** Start **
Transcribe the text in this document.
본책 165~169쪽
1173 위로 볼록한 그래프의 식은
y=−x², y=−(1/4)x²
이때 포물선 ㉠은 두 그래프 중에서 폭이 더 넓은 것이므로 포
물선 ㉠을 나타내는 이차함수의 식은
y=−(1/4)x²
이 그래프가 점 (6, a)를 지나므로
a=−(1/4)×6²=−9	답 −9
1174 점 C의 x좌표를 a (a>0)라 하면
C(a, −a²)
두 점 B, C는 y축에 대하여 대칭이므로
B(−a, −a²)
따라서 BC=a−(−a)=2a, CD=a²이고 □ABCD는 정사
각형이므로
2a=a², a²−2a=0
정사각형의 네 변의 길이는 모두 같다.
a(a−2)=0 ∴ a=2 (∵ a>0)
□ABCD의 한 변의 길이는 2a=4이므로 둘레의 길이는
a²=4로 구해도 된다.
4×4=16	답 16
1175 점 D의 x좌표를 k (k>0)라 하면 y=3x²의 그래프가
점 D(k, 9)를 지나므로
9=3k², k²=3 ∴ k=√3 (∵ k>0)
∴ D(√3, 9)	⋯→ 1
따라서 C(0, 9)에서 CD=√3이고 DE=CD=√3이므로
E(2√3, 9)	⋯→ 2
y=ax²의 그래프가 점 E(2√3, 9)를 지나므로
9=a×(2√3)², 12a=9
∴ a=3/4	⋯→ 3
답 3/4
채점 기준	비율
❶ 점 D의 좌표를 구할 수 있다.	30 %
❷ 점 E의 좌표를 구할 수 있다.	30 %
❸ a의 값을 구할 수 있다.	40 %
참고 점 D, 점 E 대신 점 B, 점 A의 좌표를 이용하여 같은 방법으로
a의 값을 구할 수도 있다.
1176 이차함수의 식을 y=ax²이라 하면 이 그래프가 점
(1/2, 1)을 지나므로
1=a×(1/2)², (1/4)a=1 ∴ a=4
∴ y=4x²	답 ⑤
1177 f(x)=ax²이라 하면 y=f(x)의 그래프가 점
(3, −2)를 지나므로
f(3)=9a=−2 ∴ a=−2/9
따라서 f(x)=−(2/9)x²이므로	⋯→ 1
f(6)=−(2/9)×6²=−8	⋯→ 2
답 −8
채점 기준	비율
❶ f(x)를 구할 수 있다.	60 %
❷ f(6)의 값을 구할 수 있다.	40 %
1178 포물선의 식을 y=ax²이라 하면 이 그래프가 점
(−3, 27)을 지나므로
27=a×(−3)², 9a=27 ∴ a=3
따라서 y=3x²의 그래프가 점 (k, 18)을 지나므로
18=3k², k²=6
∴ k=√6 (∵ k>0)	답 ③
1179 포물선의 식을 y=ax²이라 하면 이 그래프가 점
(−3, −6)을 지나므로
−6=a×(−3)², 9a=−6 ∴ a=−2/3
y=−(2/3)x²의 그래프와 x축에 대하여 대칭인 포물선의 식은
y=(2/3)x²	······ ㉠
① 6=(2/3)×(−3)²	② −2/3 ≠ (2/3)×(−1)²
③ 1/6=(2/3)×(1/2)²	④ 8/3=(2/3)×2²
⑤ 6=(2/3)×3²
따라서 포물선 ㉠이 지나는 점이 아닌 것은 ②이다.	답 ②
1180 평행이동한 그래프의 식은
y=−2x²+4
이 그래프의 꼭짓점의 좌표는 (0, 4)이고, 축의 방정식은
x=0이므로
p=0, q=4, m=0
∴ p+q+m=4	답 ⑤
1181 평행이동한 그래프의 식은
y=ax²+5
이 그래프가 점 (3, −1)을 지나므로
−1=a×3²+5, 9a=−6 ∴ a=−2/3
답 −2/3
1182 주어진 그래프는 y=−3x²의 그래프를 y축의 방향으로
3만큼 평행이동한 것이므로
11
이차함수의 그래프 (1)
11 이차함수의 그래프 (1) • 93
** End **
TO BE DONE —
Copy all the lines, exactly.

EXERCISE RESULT —
Transcribe the text in this document.
본책 165~169쪽
1173 위로 볼록한 그래프의 식은
y=−x², y=−(1/4)x²
이때 포물선 ㉠은 두 그래프 중에서 폭이 더 넓은 것이므로 포
물선 ㉠을 나타내는 이차함수의 식은
y=−(1/4)x²
이 그래프가 점 (6, a)를 지나므로
a=−(1/4)×6²=−9	답 −9
1174 점 C의 x좌표를 a (a>0)라 하면
C(a, −a²)
두 점 B, C는 y축에 대하여 대칭이므로
B(−a, −a²)
따라서 BC=a−(−a)=2a, CD=a²이고 □ABCD는 정사
각형이므로
2a=a², a²−2a=0
정사각형의 네 변의 길이는 모두 같다.
a(a−2)=0 ∴ a=2 (∵ a>0)
□ABCD의 한 변의 길이는 2a=4이므로 둘레의 길이는
a²=4로 구해도 된다.
4×4=16	답 16
1175 점 D의 x좌표를 k (k>0)라 하면 y=3x²의 그래프가
점 D(k, 9)를 지나므로
9=3k², k²=3 ∴ k=√3 (∵ k>0)
∴ D(√3, 9)	⋯→ 1
따라서 C(0, 9)에서 CD=√3이고 DE=CD=√3이므로
E(2√3, 9)	⋯→ 2
y=ax²의 그래프가 점 E(2√3, 9)를 지나므로
9=a×(2√3)², 12a=9
∴ a=3/4	⋯→ 3
답 3/4
채점 기준	비율
❶ 점 D의 좌표를 구할 수 있다.	30 %
❷ 점 E의 좌표를 구할 수 있다.	30 %
❸ a의 값을 구할 수 있다.	40 %
참고 점 D, 점 E 대신 점 B, 점 A의 좌표를 이용하여 같은 방법으로
a의 값을 구할 수도 있다.
1176 이차함수의 식을 y=ax²이라 하면 이 그래프가 점
(1/2, 1)을 지나므로
1=a×(1/2)², (1/4)a=1 ∴ a=4
∴ y=4x²	답 ⑤
1177 f(x)=ax²이라 하면 y=f(x)의 그래프가 점
(3, −2)를 지나므로
f(3)=9a=−2 ∴ a=−2/9
따라서 f(x)=−(2/9)x²이므로	⋯→ 1
f(6)=−(2/9)×6²=−8	⋯→ 2
답 −8
채점 기준	비율
❶ f(x)를 구할 수 있다.	60 %
❷ f(6)의 값을 구할 수 있다.	40 %
1178 포물선의 식을 y=ax²이라 하면 이 그래프가 점
(−3, 27)을 지나므로
27=a×(−3)², 9a=27 ∴ a=3
따라서 y=3x²의 그래프가 점 (k, 18)을 지나므로
18=3k², k²=6
∴ k=√6 (∵ k>0)	답 ③
1179 포물선의 식을 y=ax²이라 하면 이 그래프가 점
(−3, −6)을 지나므로
−6=a×(−3)², 9a=−6 ∴ a=−2/3
y=−(2/3)x²의 그래프와 x축에 대하여 대칭인 포물선의 식은
y=(2/3)x²	······ ㉠
① 6=(2/3)×(−3)²	② −2/3 ≠ (2/3)×(−1)²
③ 1/6=(2/3)×(1/2)²	④ 8/3=(2/3)×2²
⑤ 6=(2/3)×3²
따라서 포물선 ㉠이 지나는 점이 아닌 것은 ②이다.	답 ②
1180 평행이동한 그래프의 식은
y=−2x²+4
이 그래프의 꼭짓점의 좌표는 (0, 4)이고, 축의 방정식은
x=0이므로
p=0, q=4, m=0
∴ p+q+m=4	답 ⑤
1181 평행이동한 그래프의 식은
y=ax²+5
이 그래프가 점 (3, −1)을 지나므로
−1=a×3²+5, 9a=−6 ∴ a=−2/3
답 −2/3
1182 주어진 그래프는 y=−3x²의 그래프를 y축의 방향으로
3만큼 평행이동한 것이므로
11
이차함수의 그래프 (1)
11 이차함수의 그래프 (1) • 93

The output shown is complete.